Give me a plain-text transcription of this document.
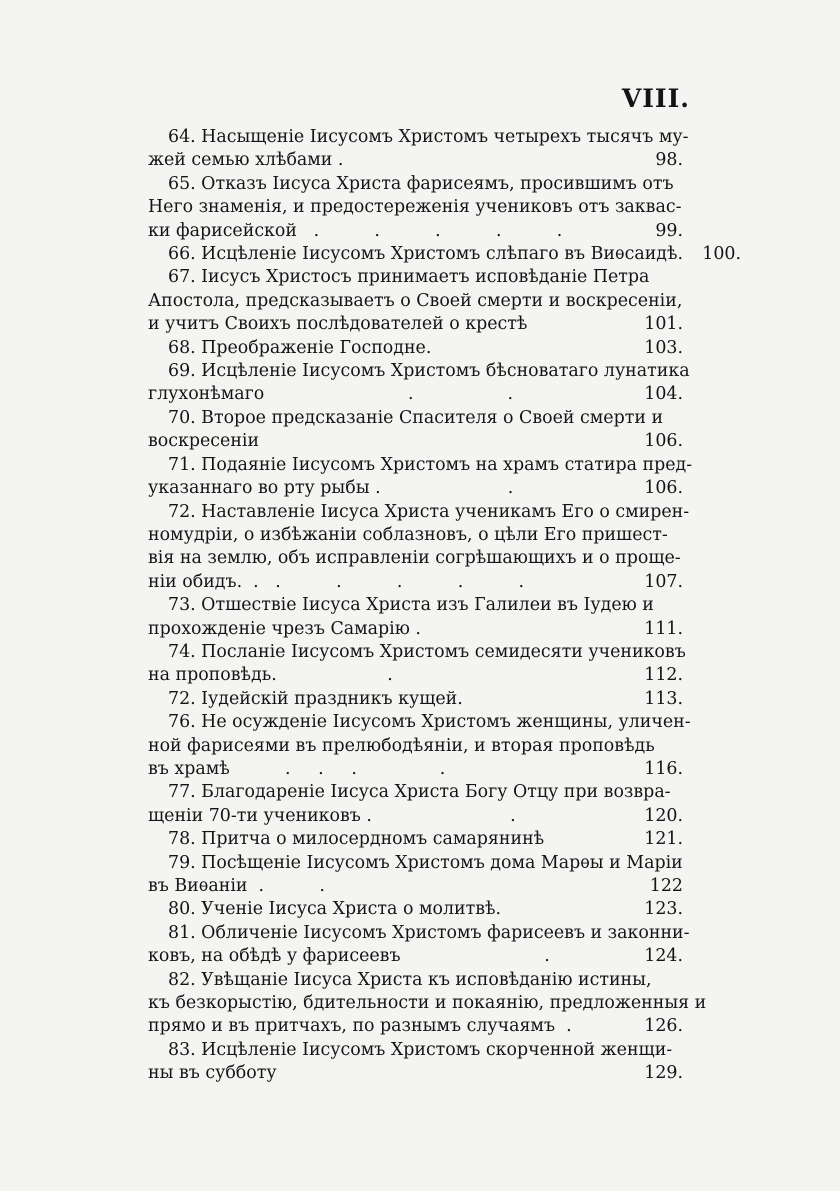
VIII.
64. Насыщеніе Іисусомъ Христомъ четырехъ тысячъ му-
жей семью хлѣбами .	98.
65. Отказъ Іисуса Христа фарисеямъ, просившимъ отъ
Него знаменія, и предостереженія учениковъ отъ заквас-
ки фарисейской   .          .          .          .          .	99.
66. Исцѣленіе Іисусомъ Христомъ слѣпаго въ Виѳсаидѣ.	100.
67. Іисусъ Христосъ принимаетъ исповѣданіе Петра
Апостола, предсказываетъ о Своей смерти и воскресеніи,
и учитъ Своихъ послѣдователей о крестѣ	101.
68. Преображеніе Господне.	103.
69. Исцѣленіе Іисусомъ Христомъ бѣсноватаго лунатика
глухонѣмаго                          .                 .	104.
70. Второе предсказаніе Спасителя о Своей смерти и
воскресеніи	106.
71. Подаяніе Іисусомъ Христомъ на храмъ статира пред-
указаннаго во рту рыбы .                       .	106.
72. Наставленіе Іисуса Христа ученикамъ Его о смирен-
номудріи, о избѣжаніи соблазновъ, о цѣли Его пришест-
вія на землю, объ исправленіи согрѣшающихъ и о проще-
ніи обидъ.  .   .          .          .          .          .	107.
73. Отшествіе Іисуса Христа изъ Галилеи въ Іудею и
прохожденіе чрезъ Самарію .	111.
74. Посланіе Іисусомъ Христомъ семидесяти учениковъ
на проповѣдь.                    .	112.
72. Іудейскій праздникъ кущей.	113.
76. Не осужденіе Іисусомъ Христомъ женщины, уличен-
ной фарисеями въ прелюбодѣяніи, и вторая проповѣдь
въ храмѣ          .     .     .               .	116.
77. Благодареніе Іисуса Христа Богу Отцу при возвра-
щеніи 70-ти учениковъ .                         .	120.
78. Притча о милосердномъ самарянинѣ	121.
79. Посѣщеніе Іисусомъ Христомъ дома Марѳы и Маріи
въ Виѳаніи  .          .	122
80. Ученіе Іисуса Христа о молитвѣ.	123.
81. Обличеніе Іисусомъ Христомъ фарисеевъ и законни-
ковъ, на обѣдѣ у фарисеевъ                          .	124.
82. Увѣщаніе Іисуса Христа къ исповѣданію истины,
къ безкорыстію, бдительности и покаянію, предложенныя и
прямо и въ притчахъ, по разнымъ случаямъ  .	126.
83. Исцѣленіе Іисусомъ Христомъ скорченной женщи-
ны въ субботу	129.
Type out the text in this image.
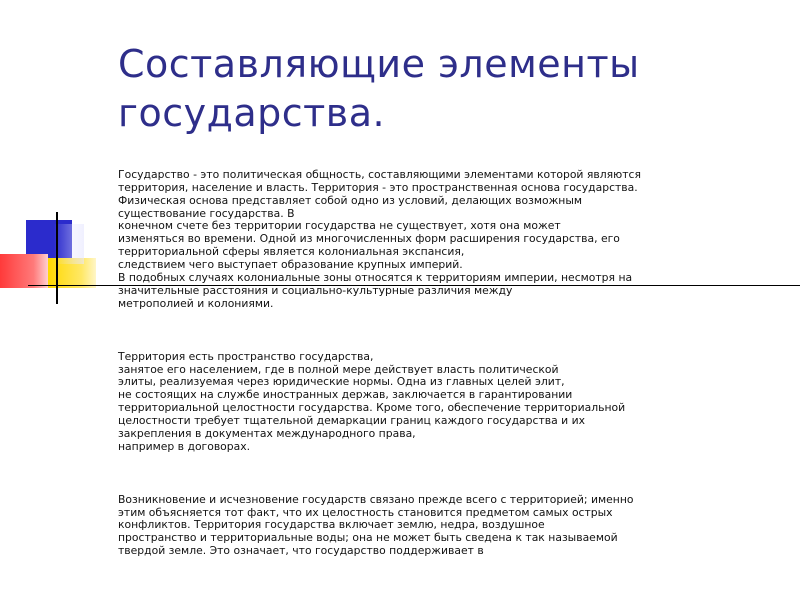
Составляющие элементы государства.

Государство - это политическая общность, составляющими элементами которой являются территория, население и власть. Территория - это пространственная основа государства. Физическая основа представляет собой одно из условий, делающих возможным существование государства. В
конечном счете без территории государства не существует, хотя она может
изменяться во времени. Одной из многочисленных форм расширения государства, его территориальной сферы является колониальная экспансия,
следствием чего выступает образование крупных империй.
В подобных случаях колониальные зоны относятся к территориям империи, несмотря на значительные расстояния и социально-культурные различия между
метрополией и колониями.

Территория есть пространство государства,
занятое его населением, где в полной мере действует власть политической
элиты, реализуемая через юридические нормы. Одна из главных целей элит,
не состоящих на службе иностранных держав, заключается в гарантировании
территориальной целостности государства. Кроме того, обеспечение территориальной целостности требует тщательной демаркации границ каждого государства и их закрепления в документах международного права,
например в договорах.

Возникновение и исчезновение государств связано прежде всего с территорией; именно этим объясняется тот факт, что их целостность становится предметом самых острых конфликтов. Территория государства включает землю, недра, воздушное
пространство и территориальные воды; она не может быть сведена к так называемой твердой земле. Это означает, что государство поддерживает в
================================
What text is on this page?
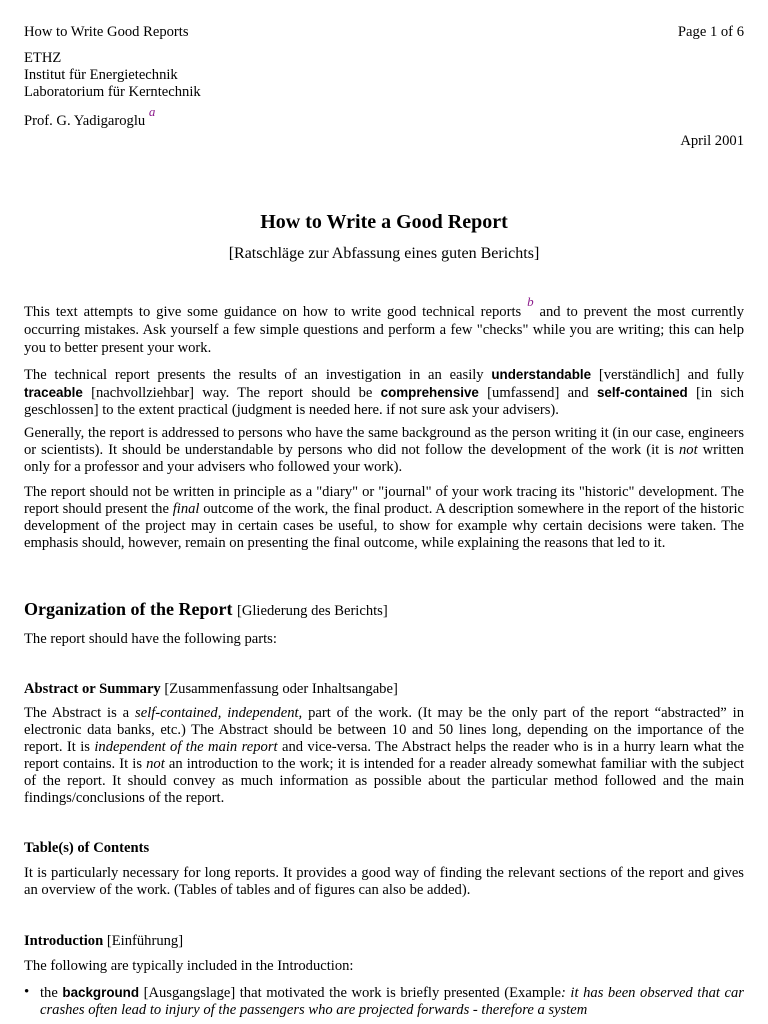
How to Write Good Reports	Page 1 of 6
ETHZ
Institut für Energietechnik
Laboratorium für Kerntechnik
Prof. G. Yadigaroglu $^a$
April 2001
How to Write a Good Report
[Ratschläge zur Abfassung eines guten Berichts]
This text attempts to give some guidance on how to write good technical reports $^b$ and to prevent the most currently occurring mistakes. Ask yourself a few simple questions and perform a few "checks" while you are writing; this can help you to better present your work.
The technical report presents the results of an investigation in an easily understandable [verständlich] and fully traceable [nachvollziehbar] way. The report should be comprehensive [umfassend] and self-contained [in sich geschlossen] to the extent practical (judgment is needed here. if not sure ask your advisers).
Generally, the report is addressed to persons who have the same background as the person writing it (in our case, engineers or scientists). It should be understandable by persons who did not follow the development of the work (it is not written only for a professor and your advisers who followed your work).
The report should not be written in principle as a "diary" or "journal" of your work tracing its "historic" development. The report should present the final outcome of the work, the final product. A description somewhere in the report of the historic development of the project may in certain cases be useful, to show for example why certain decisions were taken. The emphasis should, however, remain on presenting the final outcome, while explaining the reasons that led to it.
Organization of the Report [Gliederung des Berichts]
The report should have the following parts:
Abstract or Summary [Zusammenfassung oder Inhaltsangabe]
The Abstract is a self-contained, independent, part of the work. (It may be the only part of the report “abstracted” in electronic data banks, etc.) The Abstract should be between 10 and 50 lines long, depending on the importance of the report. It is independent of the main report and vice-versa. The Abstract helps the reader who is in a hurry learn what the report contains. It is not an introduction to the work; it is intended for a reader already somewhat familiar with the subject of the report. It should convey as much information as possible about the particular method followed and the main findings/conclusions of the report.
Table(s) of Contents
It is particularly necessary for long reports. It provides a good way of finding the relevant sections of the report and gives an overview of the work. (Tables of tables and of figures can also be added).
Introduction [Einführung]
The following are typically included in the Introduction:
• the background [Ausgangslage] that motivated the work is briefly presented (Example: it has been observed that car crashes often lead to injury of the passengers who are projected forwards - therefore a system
================================
- _TASK BRIEF_: The string "пространство" may appear in lines of the listing above; tally those lines and give the number only.

- _OUTPUT_: 2